TO BE DONE → Gather each line in the entries that includes the string "offset".

DATASET ROWS →

════════════════════

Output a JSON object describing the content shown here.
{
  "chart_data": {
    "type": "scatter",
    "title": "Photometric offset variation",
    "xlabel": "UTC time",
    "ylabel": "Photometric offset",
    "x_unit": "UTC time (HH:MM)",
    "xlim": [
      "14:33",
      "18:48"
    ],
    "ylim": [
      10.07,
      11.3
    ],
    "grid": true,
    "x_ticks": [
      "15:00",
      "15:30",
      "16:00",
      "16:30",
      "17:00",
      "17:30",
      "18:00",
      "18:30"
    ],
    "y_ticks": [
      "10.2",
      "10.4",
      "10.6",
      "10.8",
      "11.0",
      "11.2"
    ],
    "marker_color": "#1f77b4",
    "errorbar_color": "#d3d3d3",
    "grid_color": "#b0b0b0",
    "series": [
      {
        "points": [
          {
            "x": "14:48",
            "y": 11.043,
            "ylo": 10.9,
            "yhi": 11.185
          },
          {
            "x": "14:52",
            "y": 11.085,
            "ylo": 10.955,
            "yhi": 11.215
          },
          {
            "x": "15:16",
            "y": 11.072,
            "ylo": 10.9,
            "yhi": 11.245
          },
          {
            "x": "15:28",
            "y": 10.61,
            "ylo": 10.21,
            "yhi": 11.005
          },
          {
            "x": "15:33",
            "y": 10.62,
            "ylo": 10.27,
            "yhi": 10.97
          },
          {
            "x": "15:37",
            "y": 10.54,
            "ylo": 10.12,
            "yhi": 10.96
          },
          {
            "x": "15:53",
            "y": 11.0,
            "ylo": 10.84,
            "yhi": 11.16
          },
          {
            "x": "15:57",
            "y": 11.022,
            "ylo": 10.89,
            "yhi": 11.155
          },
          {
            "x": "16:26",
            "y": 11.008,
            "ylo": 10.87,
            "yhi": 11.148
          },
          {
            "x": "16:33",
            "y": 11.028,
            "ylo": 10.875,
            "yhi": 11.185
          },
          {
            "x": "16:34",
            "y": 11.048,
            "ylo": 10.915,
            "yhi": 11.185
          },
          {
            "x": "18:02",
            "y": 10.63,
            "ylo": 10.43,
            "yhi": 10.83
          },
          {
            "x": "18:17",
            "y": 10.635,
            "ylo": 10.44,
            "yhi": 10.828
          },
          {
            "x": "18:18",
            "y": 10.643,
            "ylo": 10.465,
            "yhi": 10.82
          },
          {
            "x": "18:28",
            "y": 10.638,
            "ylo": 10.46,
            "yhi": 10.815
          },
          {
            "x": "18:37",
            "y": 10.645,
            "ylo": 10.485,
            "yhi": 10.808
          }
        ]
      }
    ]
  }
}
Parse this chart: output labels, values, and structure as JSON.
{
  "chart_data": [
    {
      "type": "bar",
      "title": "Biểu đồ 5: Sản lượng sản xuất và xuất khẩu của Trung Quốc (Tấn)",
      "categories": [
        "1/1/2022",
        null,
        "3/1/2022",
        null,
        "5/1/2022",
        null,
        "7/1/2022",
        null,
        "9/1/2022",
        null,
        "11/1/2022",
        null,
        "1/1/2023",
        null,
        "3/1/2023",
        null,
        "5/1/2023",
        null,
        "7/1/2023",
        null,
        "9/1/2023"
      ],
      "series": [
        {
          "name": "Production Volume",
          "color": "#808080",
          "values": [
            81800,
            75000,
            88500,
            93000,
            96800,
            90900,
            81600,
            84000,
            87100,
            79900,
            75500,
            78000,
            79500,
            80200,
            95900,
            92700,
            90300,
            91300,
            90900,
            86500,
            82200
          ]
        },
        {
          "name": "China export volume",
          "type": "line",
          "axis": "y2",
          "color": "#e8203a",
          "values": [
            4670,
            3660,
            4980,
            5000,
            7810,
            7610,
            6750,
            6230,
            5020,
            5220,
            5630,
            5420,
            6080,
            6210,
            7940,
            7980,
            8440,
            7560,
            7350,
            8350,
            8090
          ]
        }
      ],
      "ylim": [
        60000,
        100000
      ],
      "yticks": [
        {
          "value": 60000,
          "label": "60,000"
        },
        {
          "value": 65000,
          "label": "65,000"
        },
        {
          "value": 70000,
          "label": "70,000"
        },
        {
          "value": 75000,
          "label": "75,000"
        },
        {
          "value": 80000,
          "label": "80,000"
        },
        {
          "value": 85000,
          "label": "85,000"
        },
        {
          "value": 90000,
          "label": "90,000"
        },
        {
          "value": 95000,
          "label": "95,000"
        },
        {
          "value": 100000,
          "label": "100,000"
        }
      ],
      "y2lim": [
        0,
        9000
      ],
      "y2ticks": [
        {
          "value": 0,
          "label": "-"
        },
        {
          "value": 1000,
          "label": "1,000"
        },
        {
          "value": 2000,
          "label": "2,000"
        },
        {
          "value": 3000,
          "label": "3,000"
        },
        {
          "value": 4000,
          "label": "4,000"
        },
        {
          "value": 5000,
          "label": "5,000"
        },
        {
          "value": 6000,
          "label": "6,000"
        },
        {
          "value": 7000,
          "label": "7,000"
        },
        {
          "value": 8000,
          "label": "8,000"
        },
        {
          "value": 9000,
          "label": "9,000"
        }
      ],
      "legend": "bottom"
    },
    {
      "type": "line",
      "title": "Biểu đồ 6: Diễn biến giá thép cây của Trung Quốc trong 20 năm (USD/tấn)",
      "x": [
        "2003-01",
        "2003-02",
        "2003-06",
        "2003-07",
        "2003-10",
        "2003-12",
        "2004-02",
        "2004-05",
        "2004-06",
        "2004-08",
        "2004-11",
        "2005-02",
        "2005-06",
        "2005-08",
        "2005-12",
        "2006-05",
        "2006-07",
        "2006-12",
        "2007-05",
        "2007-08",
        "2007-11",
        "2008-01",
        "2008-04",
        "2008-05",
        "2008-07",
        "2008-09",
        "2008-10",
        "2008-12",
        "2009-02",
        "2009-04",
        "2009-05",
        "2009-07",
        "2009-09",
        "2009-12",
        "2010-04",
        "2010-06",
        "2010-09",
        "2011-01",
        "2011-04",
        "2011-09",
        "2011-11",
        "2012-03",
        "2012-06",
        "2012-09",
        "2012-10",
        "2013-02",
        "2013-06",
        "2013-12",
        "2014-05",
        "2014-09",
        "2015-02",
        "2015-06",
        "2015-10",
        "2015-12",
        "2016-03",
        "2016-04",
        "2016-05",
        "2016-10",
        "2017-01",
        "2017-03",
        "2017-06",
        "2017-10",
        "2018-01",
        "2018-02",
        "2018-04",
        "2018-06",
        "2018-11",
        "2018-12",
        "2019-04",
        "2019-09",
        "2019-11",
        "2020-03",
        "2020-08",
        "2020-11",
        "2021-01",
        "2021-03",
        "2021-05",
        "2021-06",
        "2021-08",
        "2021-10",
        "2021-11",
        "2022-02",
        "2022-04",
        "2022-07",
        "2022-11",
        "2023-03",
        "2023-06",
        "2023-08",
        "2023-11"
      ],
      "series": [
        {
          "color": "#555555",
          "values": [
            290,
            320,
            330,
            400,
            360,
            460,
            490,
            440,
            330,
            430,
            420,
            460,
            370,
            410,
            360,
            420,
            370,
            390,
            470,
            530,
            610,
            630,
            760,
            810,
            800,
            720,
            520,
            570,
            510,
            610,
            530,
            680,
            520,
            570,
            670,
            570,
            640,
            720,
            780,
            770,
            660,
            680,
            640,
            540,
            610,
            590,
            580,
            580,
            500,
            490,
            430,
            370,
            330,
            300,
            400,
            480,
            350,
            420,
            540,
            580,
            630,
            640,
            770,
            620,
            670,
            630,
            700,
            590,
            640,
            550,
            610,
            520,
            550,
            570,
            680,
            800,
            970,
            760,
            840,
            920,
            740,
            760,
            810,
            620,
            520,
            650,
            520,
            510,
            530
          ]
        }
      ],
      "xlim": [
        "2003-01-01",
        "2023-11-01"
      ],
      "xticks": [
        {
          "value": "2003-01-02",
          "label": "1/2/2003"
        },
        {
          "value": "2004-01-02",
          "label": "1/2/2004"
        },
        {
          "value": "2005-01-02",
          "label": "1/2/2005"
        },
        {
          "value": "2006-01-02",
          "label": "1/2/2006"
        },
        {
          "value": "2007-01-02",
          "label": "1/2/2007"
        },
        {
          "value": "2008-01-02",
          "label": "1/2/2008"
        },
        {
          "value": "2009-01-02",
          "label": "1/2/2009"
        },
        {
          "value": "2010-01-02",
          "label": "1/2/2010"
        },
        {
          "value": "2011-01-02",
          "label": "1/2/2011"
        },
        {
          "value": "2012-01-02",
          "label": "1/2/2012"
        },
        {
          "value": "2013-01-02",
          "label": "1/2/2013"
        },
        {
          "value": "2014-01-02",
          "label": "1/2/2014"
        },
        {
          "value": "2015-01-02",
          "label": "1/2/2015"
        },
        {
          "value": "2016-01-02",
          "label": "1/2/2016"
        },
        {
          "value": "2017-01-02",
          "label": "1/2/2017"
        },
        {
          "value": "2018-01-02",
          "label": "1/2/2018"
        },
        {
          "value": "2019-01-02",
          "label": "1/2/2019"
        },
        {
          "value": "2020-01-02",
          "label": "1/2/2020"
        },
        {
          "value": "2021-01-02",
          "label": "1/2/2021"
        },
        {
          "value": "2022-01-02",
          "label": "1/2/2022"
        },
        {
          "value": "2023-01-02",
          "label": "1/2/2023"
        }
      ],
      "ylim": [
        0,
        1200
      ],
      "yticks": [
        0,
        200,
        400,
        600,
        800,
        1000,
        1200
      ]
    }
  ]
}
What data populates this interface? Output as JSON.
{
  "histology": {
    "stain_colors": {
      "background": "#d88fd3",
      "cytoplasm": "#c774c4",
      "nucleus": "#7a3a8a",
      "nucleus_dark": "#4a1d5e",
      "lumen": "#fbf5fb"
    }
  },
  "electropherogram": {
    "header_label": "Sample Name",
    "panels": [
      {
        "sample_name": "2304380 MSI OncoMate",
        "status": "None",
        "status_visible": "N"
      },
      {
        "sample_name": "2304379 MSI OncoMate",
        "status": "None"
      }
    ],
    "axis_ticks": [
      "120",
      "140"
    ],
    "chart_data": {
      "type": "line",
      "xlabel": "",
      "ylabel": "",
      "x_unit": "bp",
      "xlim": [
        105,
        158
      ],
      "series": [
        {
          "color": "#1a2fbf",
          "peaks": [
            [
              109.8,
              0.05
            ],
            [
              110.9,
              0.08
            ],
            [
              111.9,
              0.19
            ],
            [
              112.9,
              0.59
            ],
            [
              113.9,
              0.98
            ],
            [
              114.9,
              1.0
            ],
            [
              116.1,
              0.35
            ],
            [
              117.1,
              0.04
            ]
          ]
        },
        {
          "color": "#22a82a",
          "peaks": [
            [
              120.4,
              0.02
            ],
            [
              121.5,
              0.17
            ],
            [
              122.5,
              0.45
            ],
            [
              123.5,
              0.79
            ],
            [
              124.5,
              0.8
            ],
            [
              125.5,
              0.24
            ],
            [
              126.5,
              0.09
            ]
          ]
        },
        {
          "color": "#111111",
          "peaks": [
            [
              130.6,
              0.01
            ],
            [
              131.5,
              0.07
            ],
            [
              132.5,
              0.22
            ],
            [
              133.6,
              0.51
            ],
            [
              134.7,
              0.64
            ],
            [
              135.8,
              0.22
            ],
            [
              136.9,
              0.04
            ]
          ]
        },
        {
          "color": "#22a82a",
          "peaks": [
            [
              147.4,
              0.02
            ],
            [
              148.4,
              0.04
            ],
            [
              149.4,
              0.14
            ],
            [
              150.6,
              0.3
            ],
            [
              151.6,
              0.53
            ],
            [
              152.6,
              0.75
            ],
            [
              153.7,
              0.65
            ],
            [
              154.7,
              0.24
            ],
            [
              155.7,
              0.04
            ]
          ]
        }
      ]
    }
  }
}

════════════════════

SOLVED EXERCISE →
    "title": "Photometric offset variation",
    "ylabel": "Photometric offset",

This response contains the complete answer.